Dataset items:

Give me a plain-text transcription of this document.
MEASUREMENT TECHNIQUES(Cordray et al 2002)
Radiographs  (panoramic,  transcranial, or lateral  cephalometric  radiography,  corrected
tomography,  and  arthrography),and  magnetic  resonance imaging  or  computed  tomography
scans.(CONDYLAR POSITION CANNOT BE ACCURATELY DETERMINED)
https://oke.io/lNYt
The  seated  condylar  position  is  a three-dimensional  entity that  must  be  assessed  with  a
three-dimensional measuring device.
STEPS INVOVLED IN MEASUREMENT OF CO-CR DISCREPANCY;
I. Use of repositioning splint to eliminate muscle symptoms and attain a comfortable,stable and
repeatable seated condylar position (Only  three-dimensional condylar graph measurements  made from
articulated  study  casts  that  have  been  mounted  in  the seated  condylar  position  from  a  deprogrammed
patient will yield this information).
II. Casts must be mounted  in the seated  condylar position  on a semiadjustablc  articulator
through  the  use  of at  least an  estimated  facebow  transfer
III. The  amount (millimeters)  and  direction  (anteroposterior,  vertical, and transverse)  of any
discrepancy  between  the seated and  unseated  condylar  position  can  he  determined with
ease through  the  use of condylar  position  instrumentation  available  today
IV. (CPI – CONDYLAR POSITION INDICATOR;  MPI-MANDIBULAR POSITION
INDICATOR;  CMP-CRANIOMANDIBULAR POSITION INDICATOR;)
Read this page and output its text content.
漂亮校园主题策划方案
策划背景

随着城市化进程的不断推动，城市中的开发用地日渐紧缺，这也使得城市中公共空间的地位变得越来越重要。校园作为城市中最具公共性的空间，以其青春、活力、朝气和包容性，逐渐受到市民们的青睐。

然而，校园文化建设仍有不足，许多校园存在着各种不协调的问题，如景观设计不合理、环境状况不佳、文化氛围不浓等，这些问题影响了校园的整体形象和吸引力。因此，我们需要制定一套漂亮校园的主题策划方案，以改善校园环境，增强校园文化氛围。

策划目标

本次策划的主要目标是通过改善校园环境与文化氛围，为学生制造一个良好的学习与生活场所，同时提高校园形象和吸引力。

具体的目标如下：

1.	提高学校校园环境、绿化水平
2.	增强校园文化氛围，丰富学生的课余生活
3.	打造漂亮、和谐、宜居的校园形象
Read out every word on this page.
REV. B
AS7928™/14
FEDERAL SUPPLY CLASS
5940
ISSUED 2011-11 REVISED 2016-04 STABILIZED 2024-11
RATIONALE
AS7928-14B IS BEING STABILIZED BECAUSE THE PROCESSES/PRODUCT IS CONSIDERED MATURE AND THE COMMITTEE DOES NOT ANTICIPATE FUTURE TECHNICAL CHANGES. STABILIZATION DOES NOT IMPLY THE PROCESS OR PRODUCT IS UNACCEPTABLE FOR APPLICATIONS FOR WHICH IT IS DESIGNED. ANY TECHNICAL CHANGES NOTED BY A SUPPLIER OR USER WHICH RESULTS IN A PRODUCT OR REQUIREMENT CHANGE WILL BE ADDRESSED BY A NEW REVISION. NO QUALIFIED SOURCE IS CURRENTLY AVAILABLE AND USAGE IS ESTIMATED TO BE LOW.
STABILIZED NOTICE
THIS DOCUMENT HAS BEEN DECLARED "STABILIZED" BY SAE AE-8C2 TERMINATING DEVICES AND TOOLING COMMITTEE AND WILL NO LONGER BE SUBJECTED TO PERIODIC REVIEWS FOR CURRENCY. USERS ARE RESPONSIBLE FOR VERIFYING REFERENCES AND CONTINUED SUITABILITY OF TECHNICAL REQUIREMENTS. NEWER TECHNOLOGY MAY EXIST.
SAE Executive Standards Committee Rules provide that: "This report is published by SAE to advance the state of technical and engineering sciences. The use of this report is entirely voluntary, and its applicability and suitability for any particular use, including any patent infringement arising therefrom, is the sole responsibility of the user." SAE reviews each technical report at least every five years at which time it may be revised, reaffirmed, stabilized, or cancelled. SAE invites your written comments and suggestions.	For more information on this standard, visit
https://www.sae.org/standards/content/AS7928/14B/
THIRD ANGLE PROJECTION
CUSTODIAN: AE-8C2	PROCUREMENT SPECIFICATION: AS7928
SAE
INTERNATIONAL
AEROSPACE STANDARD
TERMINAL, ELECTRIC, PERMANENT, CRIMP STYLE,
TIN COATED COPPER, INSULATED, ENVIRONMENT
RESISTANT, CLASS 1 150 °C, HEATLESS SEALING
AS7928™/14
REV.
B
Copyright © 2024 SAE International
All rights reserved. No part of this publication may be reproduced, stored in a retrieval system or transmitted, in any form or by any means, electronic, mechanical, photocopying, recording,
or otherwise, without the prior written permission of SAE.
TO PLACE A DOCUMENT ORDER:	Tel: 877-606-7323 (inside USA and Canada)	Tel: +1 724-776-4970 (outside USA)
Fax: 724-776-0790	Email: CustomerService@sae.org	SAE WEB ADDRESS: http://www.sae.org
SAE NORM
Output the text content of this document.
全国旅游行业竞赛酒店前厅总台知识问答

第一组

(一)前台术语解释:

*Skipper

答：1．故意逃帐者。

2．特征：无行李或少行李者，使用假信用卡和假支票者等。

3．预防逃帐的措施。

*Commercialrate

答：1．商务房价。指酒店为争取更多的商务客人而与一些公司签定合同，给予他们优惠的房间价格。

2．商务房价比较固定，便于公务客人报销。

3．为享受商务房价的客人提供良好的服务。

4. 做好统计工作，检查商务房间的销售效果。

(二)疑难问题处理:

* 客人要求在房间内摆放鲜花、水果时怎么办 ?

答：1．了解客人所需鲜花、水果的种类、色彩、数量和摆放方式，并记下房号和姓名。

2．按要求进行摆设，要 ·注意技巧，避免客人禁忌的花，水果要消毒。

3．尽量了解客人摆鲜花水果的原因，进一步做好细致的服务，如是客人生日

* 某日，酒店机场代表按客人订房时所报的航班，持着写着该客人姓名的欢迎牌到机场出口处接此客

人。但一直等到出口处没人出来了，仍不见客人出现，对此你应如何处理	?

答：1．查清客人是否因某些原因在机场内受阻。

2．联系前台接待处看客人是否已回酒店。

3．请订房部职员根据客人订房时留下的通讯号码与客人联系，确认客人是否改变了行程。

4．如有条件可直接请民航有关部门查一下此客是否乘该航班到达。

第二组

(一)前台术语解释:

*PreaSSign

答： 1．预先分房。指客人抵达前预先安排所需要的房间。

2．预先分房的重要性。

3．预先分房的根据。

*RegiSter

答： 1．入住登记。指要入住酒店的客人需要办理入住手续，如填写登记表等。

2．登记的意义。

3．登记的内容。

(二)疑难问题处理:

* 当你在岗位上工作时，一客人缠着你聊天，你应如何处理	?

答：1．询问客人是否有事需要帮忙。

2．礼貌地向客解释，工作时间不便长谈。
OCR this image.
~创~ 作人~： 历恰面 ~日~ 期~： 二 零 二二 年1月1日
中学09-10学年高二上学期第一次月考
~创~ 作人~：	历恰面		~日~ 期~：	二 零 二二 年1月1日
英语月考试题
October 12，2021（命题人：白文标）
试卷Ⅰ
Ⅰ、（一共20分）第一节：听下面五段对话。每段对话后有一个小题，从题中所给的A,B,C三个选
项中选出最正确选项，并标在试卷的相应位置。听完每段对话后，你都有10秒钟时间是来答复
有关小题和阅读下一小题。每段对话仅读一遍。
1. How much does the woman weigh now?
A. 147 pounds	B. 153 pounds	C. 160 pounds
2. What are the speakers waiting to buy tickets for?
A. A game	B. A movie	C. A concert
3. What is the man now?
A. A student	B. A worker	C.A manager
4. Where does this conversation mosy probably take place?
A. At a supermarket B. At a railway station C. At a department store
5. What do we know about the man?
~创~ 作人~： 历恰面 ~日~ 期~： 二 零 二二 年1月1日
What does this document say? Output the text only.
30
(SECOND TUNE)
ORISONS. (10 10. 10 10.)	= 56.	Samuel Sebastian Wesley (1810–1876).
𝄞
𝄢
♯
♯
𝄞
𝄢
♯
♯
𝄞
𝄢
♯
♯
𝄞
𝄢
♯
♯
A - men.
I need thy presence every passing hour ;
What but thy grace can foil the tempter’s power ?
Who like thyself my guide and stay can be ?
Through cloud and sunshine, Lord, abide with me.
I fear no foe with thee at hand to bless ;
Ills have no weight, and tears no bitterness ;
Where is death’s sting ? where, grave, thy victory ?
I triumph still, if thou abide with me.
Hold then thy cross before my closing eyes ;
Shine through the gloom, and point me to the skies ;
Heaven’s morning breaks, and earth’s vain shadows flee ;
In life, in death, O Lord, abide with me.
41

→ **Exercise prompt**
A number is the only answer here: how many lines of the material above contain "seated"?

→ **The reply**
5